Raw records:
==*==
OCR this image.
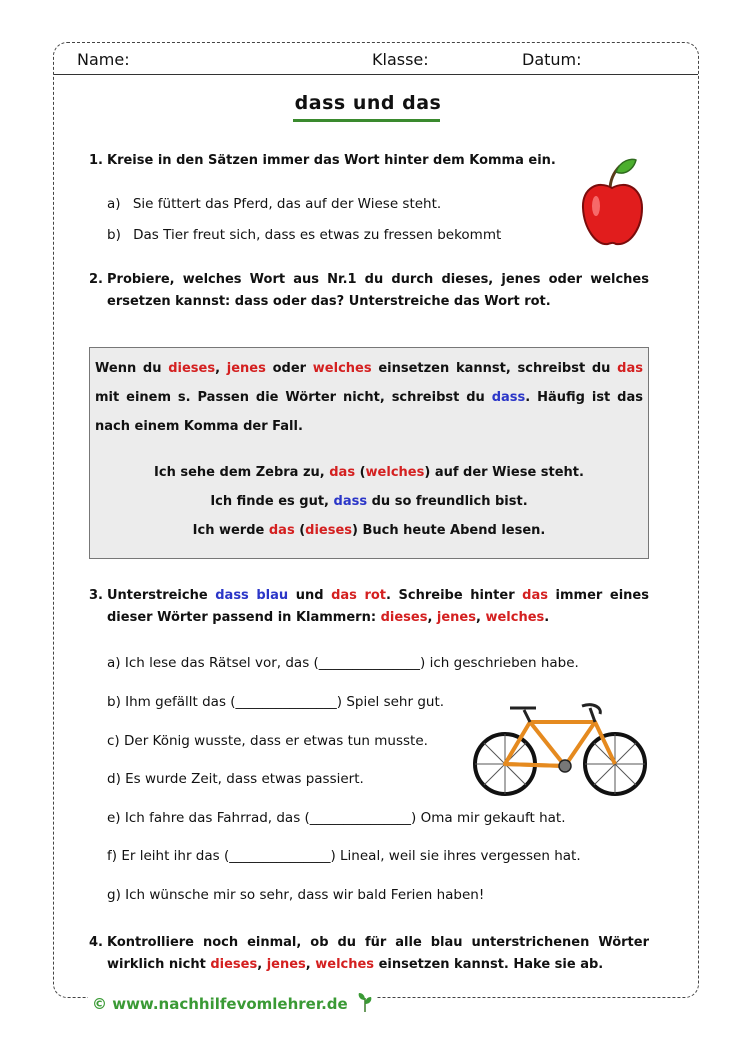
Name:	Klasse:	Datum:
dass und das
1. Kreise in den Sätzen immer das Wort hinter dem Komma ein.
a) Sie füttert das Pferd, das auf der Wiese steht.
b) Das Tier freut sich, dass es etwas zu fressen bekommt
2. Probiere, welches Wort aus Nr.1 du durch dieses, jenes oder welches ersetzen kannst: dass oder das? Unterstreiche das Wort rot.
Wenn du dieses, jenes oder welches einsetzen kannst, schreibst du das mit einem s. Passen die Wörter nicht, schreibst du dass. Häufig ist das nach einem Komma der Fall.
Ich sehe dem Zebra zu, das (welches) auf der Wiese steht.
Ich finde es gut, dass du so freundlich bist.
Ich werde das (dieses) Buch heute Abend lesen.
3. Unterstreiche dass blau und das rot. Schreibe hinter das immer eines dieser Wörter passend in Klammern: dieses, jenes, welches.
a) Ich lese das Rätsel vor, das (_______________) ich geschrieben habe.
b) Ihm gefällt das (_______________) Spiel sehr gut.
c) Der König wusste, dass er etwas tun musste.
d) Es wurde Zeit, dass etwas passiert.
e) Ich fahre das Fahrrad, das (_______________) Oma mir gekauft hat.
f) Er leiht ihr das (_______________) Lineal, weil sie ihres vergessen hat.
g) Ich wünsche mir so sehr, dass wir bald Ferien haben!
4. Kontrolliere noch einmal, ob du für alle blau unterstrichenen Wörter wirklich nicht dieses, jenes, welches einsetzen kannst. Hake sie ab.
© www.nachhilfevomlehrer.de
==*==
**Objective:** Restate each entry word for word, please, but drop any images it holds.

**Worked answer:**
OCR this image.
Name:	Klasse:	Datum:
dass und das
1. Kreise in den Sätzen immer das Wort hinter dem Komma ein.
a) Sie füttert das Pferd, das auf der Wiese steht.
b) Das Tier freut sich, dass es etwas zu fressen bekommt
2. Probiere, welches Wort aus Nr.1 du durch dieses, jenes oder welches ersetzen kannst: dass oder das? Unterstreiche das Wort rot.
Wenn du dieses, jenes oder welches einsetzen kannst, schreibst du das mit einem s. Passen die Wörter nicht, schreibst du dass. Häufig ist das nach einem Komma der Fall.
Ich sehe dem Zebra zu, das (welches) auf der Wiese steht.
Ich finde es gut, dass du so freundlich bist.
Ich werde das (dieses) Buch heute Abend lesen.
3. Unterstreiche dass blau und das rot. Schreibe hinter das immer eines dieser Wörter passend in Klammern: dieses, jenes, welches.
a) Ich lese das Rätsel vor, das (_______________) ich geschrieben habe.
b) Ihm gefällt das (_______________) Spiel sehr gut.
c) Der König wusste, dass er etwas tun musste.
d) Es wurde Zeit, dass etwas passiert.
e) Ich fahre das Fahrrad, das (_______________) Oma mir gekauft hat.
f) Er leiht ihr das (_______________) Lineal, weil sie ihres vergessen hat.
g) Ich wünsche mir so sehr, dass wir bald Ferien haben!
4. Kontrolliere noch einmal, ob du für alle blau unterstrichenen Wörter wirklich nicht dieses, jenes, welches einsetzen kannst. Hake sie ab.
© www.nachhilfevomlehrer.de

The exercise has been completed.